What is expected:
Among the entries below, count the lines that contain the word "meta". Write down only the total.

## BEGIN Material for the task

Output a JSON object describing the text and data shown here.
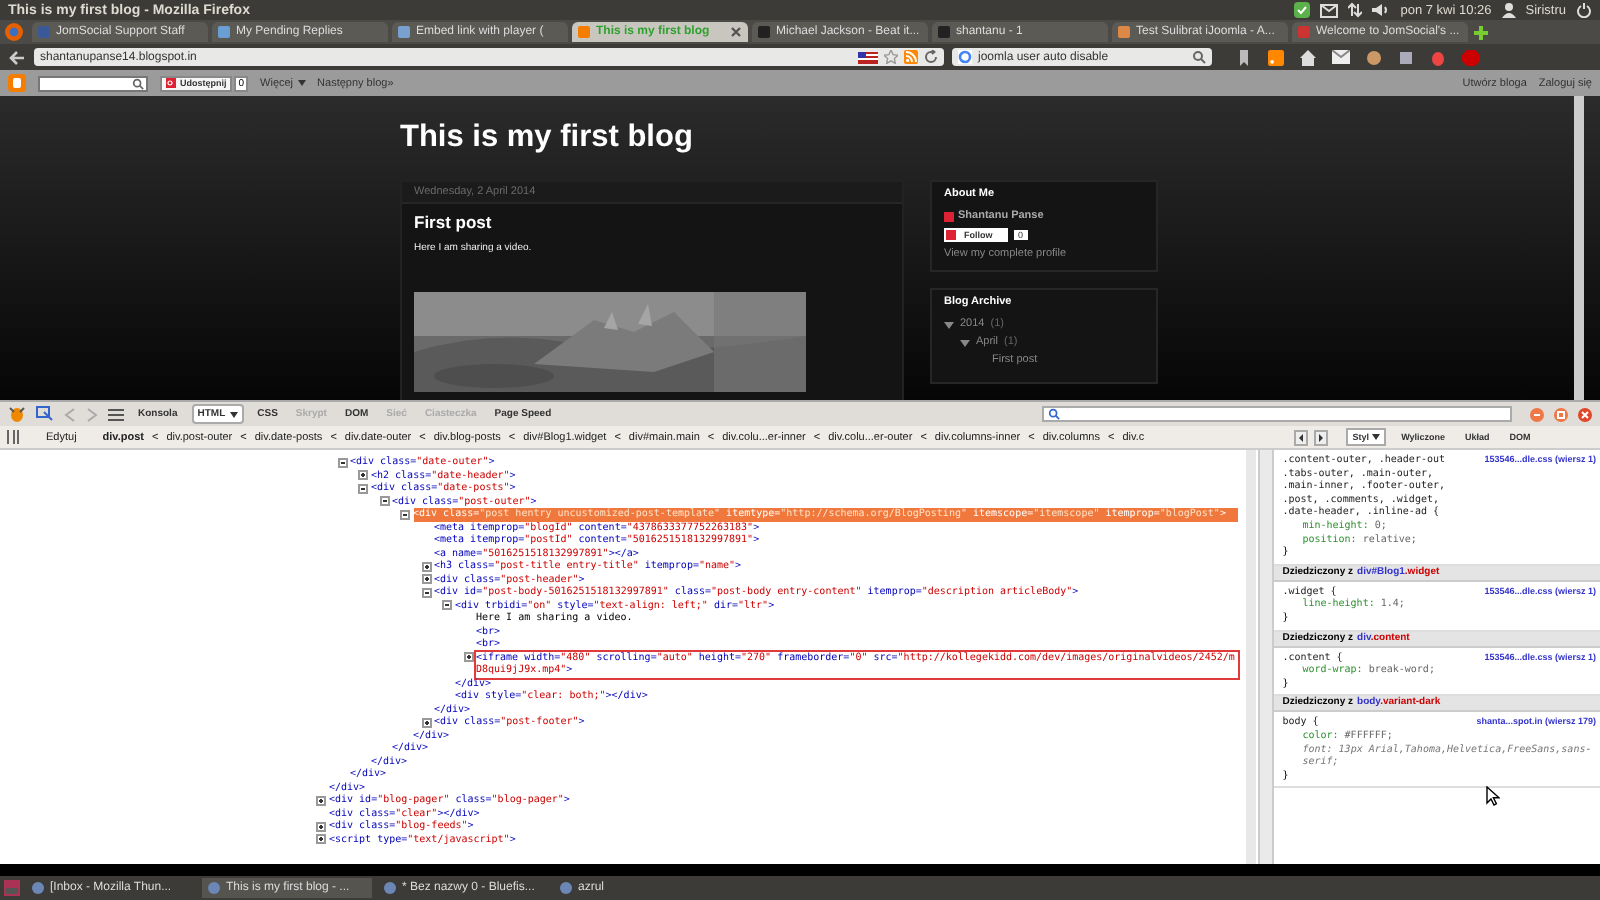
{
  "window": {
    "title": "This is my first blog - Mozilla Firefox"
  },
  "top_panel": {
    "clock": "pon 7 kwi 10:26",
    "user": "Siristru"
  },
  "browser_tabs": [
    {
      "label": "JomSocial Support Staff",
      "selected": false
    },
    {
      "label": "My Pending Replies",
      "selected": false
    },
    {
      "label": "Embed link with player (",
      "selected": false
    },
    {
      "label": "This is my first blog",
      "selected": true
    },
    {
      "label": "Michael Jackson - Beat it...",
      "selected": false
    },
    {
      "label": "shantanu - 1",
      "selected": false
    },
    {
      "label": "Test Sulibrat iJoomla - A...",
      "selected": false
    },
    {
      "label": "Welcome to JomSocial's ...",
      "selected": false
    }
  ],
  "address_bar": {
    "url": "shantanupanse14.blogspot.in"
  },
  "search_bar": {
    "value": "joomla user auto disable"
  },
  "blogger_navbar": {
    "share_button": "Udostępnij",
    "share_count": "0",
    "more_menu": "Więcej",
    "next_blog": "Następny blog»",
    "create_blog": "Utwórz bloga",
    "sign_in": "Zaloguj się"
  },
  "blog": {
    "title": "This is my first blog",
    "post": {
      "date": "Wednesday, 2 April 2014",
      "title": "First post",
      "body": "Here I am sharing a video."
    },
    "about_me": {
      "heading": "About Me",
      "name": "Shantanu Panse",
      "follow_button": "Follow",
      "follow_count": "0",
      "profile_link": "View my complete profile"
    },
    "archive": {
      "heading": "Blog Archive",
      "items": [
        {
          "label": "2014",
          "count": "(1)",
          "expanded": true,
          "children": [
            {
              "label": "April",
              "count": "(1)",
              "expanded": true,
              "children": [
                {
                  "label": "First post"
                }
              ]
            }
          ]
        }
      ]
    }
  },
  "firebug": {
    "panel_tabs": [
      {
        "label": "Konsola",
        "selected": false,
        "disabled": false
      },
      {
        "label": "HTML",
        "selected": true,
        "disabled": false
      },
      {
        "label": "CSS",
        "selected": false,
        "disabled": false
      },
      {
        "label": "Skrypt",
        "selected": false,
        "disabled": true
      },
      {
        "label": "DOM",
        "selected": false,
        "disabled": false
      },
      {
        "label": "Sieć",
        "selected": false,
        "disabled": true
      },
      {
        "label": "Ciasteczka",
        "selected": false,
        "disabled": true
      },
      {
        "label": "Page Speed",
        "selected": false,
        "disabled": false
      }
    ],
    "edit_button": "Edytuj",
    "breadcrumb_separator": "<",
    "breadcrumbs": [
      {
        "label": "div.post",
        "selected": true
      },
      {
        "label": "div.post-outer",
        "selected": false
      },
      {
        "label": "div.date-posts",
        "selected": false
      },
      {
        "label": "div.date-outer",
        "selected": false
      },
      {
        "label": "div.blog-posts",
        "selected": false
      },
      {
        "label": "div#Blog1.widget",
        "selected": false
      },
      {
        "label": "div#main.main",
        "selected": false
      },
      {
        "label": "div.colu...er-inner",
        "selected": false
      },
      {
        "label": "div.colu...er-outer",
        "selected": false
      },
      {
        "label": "div.columns-inner",
        "selected": false
      },
      {
        "label": "div.columns",
        "selected": false
      },
      {
        "label": "div.c",
        "selected": false
      }
    ],
    "side_tabs": [
      {
        "label": "Styl",
        "selected": true
      },
      {
        "label": "Wyliczone",
        "selected": false
      },
      {
        "label": "Układ",
        "selected": false
      },
      {
        "label": "DOM",
        "selected": false
      }
    ],
    "html_tree": {
      "close": "</div>",
      "children": [
        {
          "kind": "element",
          "open": "<div class=\"date-outer\">",
          "close": "</div>",
          "expanded": true,
          "selected": false,
          "outlined": false,
          "children": [
            {
              "kind": "element",
              "open": "<h2 class=\"date-header\">",
              "expanded": false,
              "selected": false,
              "outlined": false
            },
            {
              "kind": "element",
              "open": "<div class=\"date-posts\">",
              "close": "</div>",
              "expanded": true,
              "selected": false,
              "outlined": false,
              "children": [
                {
                  "kind": "element",
                  "open": "<div class=\"post-outer\">",
                  "close": "</div>",
                  "expanded": true,
                  "selected": false,
                  "outlined": false,
                  "children": [
                    {
                      "kind": "element",
                      "open": "<div class=\"post hentry uncustomized-post-template\" itemtype=\"http://schema.org/BlogPosting\" itemscope=\"itemscope\" itemprop=\"blogPost\">",
                      "close": "</div>",
                      "expanded": true,
                      "selected": true,
                      "outlined": false,
                      "children": [
                        {
                          "kind": "element",
                          "open": "<meta itemprop=\"blogId\" content=\"4378633377752263183\">",
                          "selected": false,
                          "outlined": false
                        },
                        {
                          "kind": "element",
                          "open": "<meta itemprop=\"postId\" content=\"5016251518132997891\">",
                          "selected": false,
                          "outlined": false
                        },
                        {
                          "kind": "element",
                          "open": "<a name=\"5016251518132997891\"></a>",
                          "selected": false,
                          "outlined": false
                        },
                        {
                          "kind": "element",
                          "open": "<h3 class=\"post-title entry-title\" itemprop=\"name\">",
                          "expanded": false,
                          "selected": false,
                          "outlined": false
                        },
                        {
                          "kind": "element",
                          "open": "<div class=\"post-header\">",
                          "expanded": false,
                          "selected": false,
                          "outlined": false
                        },
                        {
                          "kind": "element",
                          "open": "<div id=\"post-body-5016251518132997891\" class=\"post-body entry-content\" itemprop=\"description articleBody\">",
                          "close": "</div>",
                          "expanded": true,
                          "selected": false,
                          "outlined": false,
                          "children": [
                            {
                              "kind": "element",
                              "open": "<div trbidi=\"on\" style=\"text-align: left;\" dir=\"ltr\">",
                              "close": "</div>",
                              "expanded": true,
                              "selected": false,
                              "outlined": false,
                              "children": [
                                {
                                  "kind": "text",
                                  "open": "Here I am sharing a video.",
                                  "selected": false,
                                  "outlined": false
                                },
                                {
                                  "kind": "element",
                                  "open": "<br>",
                                  "selected": false,
                                  "outlined": false
                                },
                                {
                                  "kind": "element",
                                  "open": "<br>",
                                  "selected": false,
                                  "outlined": false
                                },
                                {
                                  "kind": "element",
                                  "open": "<iframe width=\"480\" scrolling=\"auto\" height=\"270\" frameborder=\"0\" src=\"http://kollegekidd.com/dev/images/originalvideos/2452/mD8qui9jJ9x.mp4\">",
                                  "expanded": false,
                                  "selected": false,
                                  "outlined": true
                                }
                              ]
                            },
                            {
                              "kind": "element",
                              "open": "<div style=\"clear: both;\"></div>",
                              "selected": false,
                              "outlined": false
                            }
                          ]
                        },
                        {
                          "kind": "element",
                          "open": "<div class=\"post-footer\">",
                          "expanded": false,
                          "selected": false,
                          "outlined": false
                        }
                      ]
                    }
                  ]
                }
              ]
            }
          ]
        }
      ],
      "following": [
        {
          "kind": "element",
          "open": "<div id=\"blog-pager\" class=\"blog-pager\">",
          "expanded": false,
          "selected": false,
          "outlined": false
        },
        {
          "kind": "element",
          "open": "<div class=\"clear\"></div>",
          "selected": false,
          "outlined": false
        },
        {
          "kind": "element",
          "open": "<div class=\"blog-feeds\">",
          "expanded": false,
          "selected": false,
          "outlined": false
        },
        {
          "kind": "element",
          "open": "<script type=\"text/javascript\">",
          "expanded": false,
          "selected": false,
          "outlined": false
        }
      ]
    },
    "style_sections": [
      {
        "kind": "rule",
        "selector_lines": [
          ".content-outer, .header-out",
          ".tabs-outer, .main-outer,",
          ".main-inner, .footer-outer,",
          ".post, .comments, .widget,",
          ".date-header, .inline-ad {"
        ],
        "source": "153546...dle.css (wiersz 1)",
        "declarations": [
          {
            "property": "min-height:",
            "value": "0;",
            "overridden": false
          },
          {
            "property": "position:",
            "value": "relative;",
            "overridden": false
          }
        ],
        "close": "}"
      },
      {
        "kind": "inherited",
        "label": "Dziedziczony z",
        "element": "div#Blog1",
        "element_class": ".widget"
      },
      {
        "kind": "rule",
        "selector_lines": [
          ".widget {"
        ],
        "source": "153546...dle.css (wiersz 1)",
        "declarations": [
          {
            "property": "line-height:",
            "value": "1.4;",
            "overridden": false
          }
        ],
        "close": "}"
      },
      {
        "kind": "inherited",
        "label": "Dziedziczony z",
        "element": "div",
        "element_class": ".content"
      },
      {
        "kind": "rule",
        "selector_lines": [
          ".content {"
        ],
        "source": "153546...dle.css (wiersz 1)",
        "declarations": [
          {
            "property": "word-wrap:",
            "value": "break-word;",
            "overridden": false
          }
        ],
        "close": "}"
      },
      {
        "kind": "inherited",
        "label": "Dziedziczony z",
        "element": "body",
        "element_class": ".variant-dark"
      },
      {
        "kind": "rule",
        "selector_lines": [
          "body {"
        ],
        "source": "shanta...spot.in (wiersz 179)",
        "declarations": [
          {
            "property": "color:",
            "value": "#FFFFFF;",
            "overridden": false
          },
          {
            "property": "font:",
            "value": "13px Arial,Tahoma,Helvetica,FreeSans,sans-serif;",
            "overridden": true
          }
        ],
        "close": "}"
      }
    ]
  },
  "taskbar": [
    {
      "label": "[Inbox - Mozilla Thun...",
      "selected": false
    },
    {
      "label": "This is my first blog - ...",
      "selected": true
    },
    {
      "label": "* Bez nazwy 0 - Bluefis...",
      "selected": false
    },
    {
      "label": "azrul",
      "selected": false
    }
  ]
}
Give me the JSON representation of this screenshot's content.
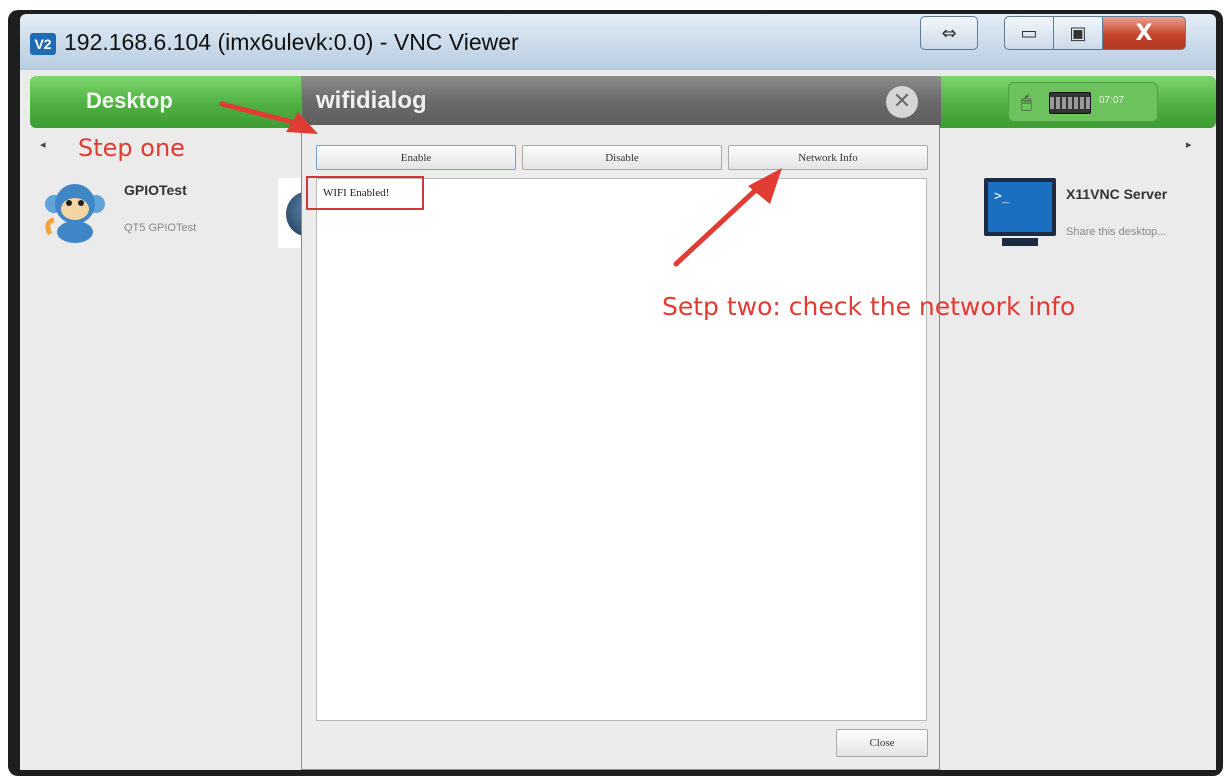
{
  "window": {
    "logo": "V2",
    "title": "192.168.6.104 (imx6ulevk:0.0) - VNC Viewer",
    "controls": {
      "fullscreen_icon": "double-arrow-icon",
      "minimize_icon": "minimize-icon",
      "maximize_icon": "maximize-icon",
      "close_glyph": "X"
    }
  },
  "desktop": {
    "bar_label": "Desktop",
    "tray": {
      "clock": "07:07"
    },
    "apps": [
      {
        "name": "GPIOTest",
        "desc": "QT5 GPIOTest"
      },
      {
        "name": "X11VNC Server",
        "desc": "Share this desktop..."
      }
    ]
  },
  "dialog": {
    "title": "wifidialog",
    "buttons": {
      "enable": "Enable",
      "disable": "Disable",
      "network_info": "Network Info",
      "close": "Close"
    },
    "output": "WIFI Enabled!"
  },
  "annotations": {
    "step_one": "Step one",
    "step_two": "Setp two: check the network info"
  },
  "colors": {
    "annotation": "#e03c34",
    "desktop_bar": "#4fb041",
    "dialog_title": "#6a6a6a"
  }
}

## END Material for the task

Worked answer:
2